**STORED RECORDS:**

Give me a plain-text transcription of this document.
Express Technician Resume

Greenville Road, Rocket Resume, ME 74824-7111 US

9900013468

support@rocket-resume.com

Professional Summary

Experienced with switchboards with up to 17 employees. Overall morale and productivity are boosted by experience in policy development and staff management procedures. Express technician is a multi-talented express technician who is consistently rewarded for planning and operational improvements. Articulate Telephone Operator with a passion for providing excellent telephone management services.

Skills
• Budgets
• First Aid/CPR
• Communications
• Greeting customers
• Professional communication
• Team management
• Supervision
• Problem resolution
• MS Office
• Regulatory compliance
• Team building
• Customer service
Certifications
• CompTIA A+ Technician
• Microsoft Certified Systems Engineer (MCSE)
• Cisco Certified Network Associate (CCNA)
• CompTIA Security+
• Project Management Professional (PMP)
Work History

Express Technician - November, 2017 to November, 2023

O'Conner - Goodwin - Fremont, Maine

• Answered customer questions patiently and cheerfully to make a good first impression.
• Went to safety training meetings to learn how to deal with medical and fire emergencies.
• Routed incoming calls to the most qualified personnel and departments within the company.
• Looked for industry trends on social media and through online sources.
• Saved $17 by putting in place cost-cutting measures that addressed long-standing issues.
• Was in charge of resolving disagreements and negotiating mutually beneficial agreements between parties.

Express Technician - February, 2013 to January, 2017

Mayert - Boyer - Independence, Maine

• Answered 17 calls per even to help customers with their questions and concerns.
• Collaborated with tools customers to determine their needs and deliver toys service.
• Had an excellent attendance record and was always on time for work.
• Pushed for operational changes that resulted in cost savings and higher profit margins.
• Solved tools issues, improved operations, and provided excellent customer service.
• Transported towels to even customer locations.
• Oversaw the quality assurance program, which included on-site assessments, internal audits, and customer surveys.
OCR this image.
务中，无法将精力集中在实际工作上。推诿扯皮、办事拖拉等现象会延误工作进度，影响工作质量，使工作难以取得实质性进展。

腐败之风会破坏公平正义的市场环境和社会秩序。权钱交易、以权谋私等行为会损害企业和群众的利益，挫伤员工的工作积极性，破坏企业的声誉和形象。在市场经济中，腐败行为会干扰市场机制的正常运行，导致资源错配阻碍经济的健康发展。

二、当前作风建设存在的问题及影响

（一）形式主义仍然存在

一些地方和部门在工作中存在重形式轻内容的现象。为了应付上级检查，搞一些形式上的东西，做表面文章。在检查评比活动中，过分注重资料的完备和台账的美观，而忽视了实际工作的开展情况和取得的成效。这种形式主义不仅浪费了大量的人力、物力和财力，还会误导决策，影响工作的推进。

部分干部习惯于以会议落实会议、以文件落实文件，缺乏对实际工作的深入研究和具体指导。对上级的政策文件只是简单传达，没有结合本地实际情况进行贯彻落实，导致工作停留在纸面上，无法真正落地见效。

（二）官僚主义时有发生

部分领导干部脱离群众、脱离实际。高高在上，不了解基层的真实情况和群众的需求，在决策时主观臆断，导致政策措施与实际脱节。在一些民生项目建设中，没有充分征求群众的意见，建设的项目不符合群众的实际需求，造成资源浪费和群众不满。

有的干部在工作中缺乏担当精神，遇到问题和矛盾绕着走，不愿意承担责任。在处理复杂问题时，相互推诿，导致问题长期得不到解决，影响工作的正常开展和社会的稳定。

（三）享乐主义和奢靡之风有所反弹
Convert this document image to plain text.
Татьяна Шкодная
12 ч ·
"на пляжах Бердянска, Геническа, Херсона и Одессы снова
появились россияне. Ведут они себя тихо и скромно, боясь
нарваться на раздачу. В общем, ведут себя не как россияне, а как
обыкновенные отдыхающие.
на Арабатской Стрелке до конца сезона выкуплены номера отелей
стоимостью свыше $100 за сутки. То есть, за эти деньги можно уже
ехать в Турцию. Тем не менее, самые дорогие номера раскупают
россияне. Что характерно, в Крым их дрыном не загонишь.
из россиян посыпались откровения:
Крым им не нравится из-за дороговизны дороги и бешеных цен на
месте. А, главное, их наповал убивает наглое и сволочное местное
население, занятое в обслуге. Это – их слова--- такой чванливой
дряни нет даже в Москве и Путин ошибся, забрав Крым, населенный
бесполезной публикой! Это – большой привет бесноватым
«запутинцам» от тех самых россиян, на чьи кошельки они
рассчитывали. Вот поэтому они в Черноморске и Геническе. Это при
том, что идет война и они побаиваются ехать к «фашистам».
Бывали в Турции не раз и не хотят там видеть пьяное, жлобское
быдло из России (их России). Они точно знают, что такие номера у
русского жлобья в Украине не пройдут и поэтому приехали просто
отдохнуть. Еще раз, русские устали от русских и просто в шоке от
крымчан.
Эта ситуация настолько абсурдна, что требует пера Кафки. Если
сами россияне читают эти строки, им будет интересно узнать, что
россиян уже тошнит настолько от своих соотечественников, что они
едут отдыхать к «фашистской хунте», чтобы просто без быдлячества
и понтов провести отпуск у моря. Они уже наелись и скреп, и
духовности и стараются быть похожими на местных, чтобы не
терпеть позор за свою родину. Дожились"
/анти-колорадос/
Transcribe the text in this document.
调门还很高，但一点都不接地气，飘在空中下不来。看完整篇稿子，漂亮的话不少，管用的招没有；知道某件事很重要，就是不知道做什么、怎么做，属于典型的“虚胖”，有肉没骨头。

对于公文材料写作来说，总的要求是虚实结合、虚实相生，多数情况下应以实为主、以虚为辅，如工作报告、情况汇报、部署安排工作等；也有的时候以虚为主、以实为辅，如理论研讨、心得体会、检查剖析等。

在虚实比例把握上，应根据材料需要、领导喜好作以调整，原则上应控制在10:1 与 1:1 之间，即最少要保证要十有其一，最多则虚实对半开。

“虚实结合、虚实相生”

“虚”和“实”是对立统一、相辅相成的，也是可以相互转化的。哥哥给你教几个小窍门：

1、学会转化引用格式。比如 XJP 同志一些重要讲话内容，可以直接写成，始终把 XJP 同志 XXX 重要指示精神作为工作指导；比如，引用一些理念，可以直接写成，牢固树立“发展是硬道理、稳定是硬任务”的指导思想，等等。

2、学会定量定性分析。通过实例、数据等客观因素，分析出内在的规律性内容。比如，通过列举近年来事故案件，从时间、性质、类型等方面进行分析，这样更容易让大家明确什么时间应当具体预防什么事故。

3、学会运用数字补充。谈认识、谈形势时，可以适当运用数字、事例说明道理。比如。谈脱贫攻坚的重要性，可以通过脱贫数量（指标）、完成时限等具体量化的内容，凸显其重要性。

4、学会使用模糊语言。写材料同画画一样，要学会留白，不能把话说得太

**DESCRIPTION OF THE TASK:** Give all of the entries again, word for word.

**COMPLETE OUTPUT:**
Give me a plain-text transcription of this document.
Express Technician Resume

Greenville Road, Rocket Resume, ME 74824-7111 US

9900013468

support@rocket-resume.com

Professional Summary

Experienced with switchboards with up to 17 employees. Overall morale and productivity are boosted by experience in policy development and staff management procedures. Express technician is a multi-talented express technician who is consistently rewarded for planning and operational improvements. Articulate Telephone Operator with a passion for providing excellent telephone management services.

Skills
• Budgets
• First Aid/CPR
• Communications
• Greeting customers
• Professional communication
• Team management
• Supervision
• Problem resolution
• MS Office
• Regulatory compliance
• Team building
• Customer service
Certifications
• CompTIA A+ Technician
• Microsoft Certified Systems Engineer (MCSE)
• Cisco Certified Network Associate (CCNA)
• CompTIA Security+
• Project Management Professional (PMP)
Work History

Express Technician - November, 2017 to November, 2023

O'Conner - Goodwin - Fremont, Maine

• Answered customer questions patiently and cheerfully to make a good first impression.
• Went to safety training meetings to learn how to deal with medical and fire emergencies.
• Routed incoming calls to the most qualified personnel and departments within the company.
• Looked for industry trends on social media and through online sources.
• Saved $17 by putting in place cost-cutting measures that addressed long-standing issues.
• Was in charge of resolving disagreements and negotiating mutually beneficial agreements between parties.

Express Technician - February, 2013 to January, 2017

Mayert - Boyer - Independence, Maine

• Answered 17 calls per even to help customers with their questions and concerns.
• Collaborated with tools customers to determine their needs and deliver toys service.
• Had an excellent attendance record and was always on time for work.
• Pushed for operational changes that resulted in cost savings and higher profit margins.
• Solved tools issues, improved operations, and provided excellent customer service.
• Transported towels to even customer locations.
• Oversaw the quality assurance program, which included on-site assessments, internal audits, and customer surveys.
OCR this image.
务中，无法将精力集中在实际工作上。推诿扯皮、办事拖拉等现象会延误工作进度，影响工作质量，使工作难以取得实质性进展。

腐败之风会破坏公平正义的市场环境和社会秩序。权钱交易、以权谋私等行为会损害企业和群众的利益，挫伤员工的工作积极性，破坏企业的声誉和形象。在市场经济中，腐败行为会干扰市场机制的正常运行，导致资源错配阻碍经济的健康发展。

二、当前作风建设存在的问题及影响

（一）形式主义仍然存在

一些地方和部门在工作中存在重形式轻内容的现象。为了应付上级检查，搞一些形式上的东西，做表面文章。在检查评比活动中，过分注重资料的完备和台账的美观，而忽视了实际工作的开展情况和取得的成效。这种形式主义不仅浪费了大量的人力、物力和财力，还会误导决策，影响工作的推进。

部分干部习惯于以会议落实会议、以文件落实文件，缺乏对实际工作的深入研究和具体指导。对上级的政策文件只是简单传达，没有结合本地实际情况进行贯彻落实，导致工作停留在纸面上，无法真正落地见效。

（二）官僚主义时有发生

部分领导干部脱离群众、脱离实际。高高在上，不了解基层的真实情况和群众的需求，在决策时主观臆断，导致政策措施与实际脱节。在一些民生项目建设中，没有充分征求群众的意见，建设的项目不符合群众的实际需求，造成资源浪费和群众不满。

有的干部在工作中缺乏担当精神，遇到问题和矛盾绕着走，不愿意承担责任。在处理复杂问题时，相互推诿，导致问题长期得不到解决，影响工作的正常开展和社会的稳定。

（三）享乐主义和奢靡之风有所反弹
Convert this document image to plain text.
Татьяна Шкодная
12 ч ·
"на пляжах Бердянска, Геническа, Херсона и Одессы снова
появились россияне. Ведут они себя тихо и скромно, боясь
нарваться на раздачу. В общем, ведут себя не как россияне, а как
обыкновенные отдыхающие.
на Арабатской Стрелке до конца сезона выкуплены номера отелей
стоимостью свыше $100 за сутки. То есть, за эти деньги можно уже
ехать в Турцию. Тем не менее, самые дорогие номера раскупают
россияне. Что характерно, в Крым их дрыном не загонишь.
из россиян посыпались откровения:
Крым им не нравится из-за дороговизны дороги и бешеных цен на
месте. А, главное, их наповал убивает наглое и сволочное местное
население, занятое в обслуге. Это – их слова--- такой чванливой
дряни нет даже в Москве и Путин ошибся, забрав Крым, населенный
бесполезной публикой! Это – большой привет бесноватым
«запутинцам» от тех самых россиян, на чьи кошельки они
рассчитывали. Вот поэтому они в Черноморске и Геническе. Это при
том, что идет война и они побаиваются ехать к «фашистам».
Бывали в Турции не раз и не хотят там видеть пьяное, жлобское
быдло из России (их России). Они точно знают, что такие номера у
русского жлобья в Украине не пройдут и поэтому приехали просто
отдохнуть. Еще раз, русские устали от русских и просто в шоке от
крымчан.
Эта ситуация настолько абсурдна, что требует пера Кафки. Если
сами россияне читают эти строки, им будет интересно узнать, что
россиян уже тошнит настолько от своих соотечественников, что они
едут отдыхать к «фашистской хунте», чтобы просто без быдлячества
и понтов провести отпуск у моря. Они уже наелись и скреп, и
духовности и стараются быть похожими на местных, чтобы не
терпеть позор за свою родину. Дожились"
/анти-колорадос/
Transcribe the text in this document.
调门还很高，但一点都不接地气，飘在空中下不来。看完整篇稿子，漂亮的话不少，管用的招没有；知道某件事很重要，就是不知道做什么、怎么做，属于典型的“虚胖”，有肉没骨头。

对于公文材料写作来说，总的要求是虚实结合、虚实相生，多数情况下应以实为主、以虚为辅，如工作报告、情况汇报、部署安排工作等；也有的时候以虚为主、以实为辅，如理论研讨、心得体会、检查剖析等。

在虚实比例把握上，应根据材料需要、领导喜好作以调整，原则上应控制在10:1 与 1:1 之间，即最少要保证要十有其一，最多则虚实对半开。

“虚实结合、虚实相生”

“虚”和“实”是对立统一、相辅相成的，也是可以相互转化的。哥哥给你教几个小窍门：

1、学会转化引用格式。比如 XJP 同志一些重要讲话内容，可以直接写成，始终把 XJP 同志 XXX 重要指示精神作为工作指导；比如，引用一些理念，可以直接写成，牢固树立“发展是硬道理、稳定是硬任务”的指导思想，等等。

2、学会定量定性分析。通过实例、数据等客观因素，分析出内在的规律性内容。比如，通过列举近年来事故案件，从时间、性质、类型等方面进行分析，这样更容易让大家明确什么时间应当具体预防什么事故。

3、学会运用数字补充。谈认识、谈形势时，可以适当运用数字、事例说明道理。比如。谈脱贫攻坚的重要性，可以通过脱贫数量（指标）、完成时限等具体量化的内容，凸显其重要性。

4、学会使用模糊语言。写材料同画画一样，要学会留白，不能把话说得太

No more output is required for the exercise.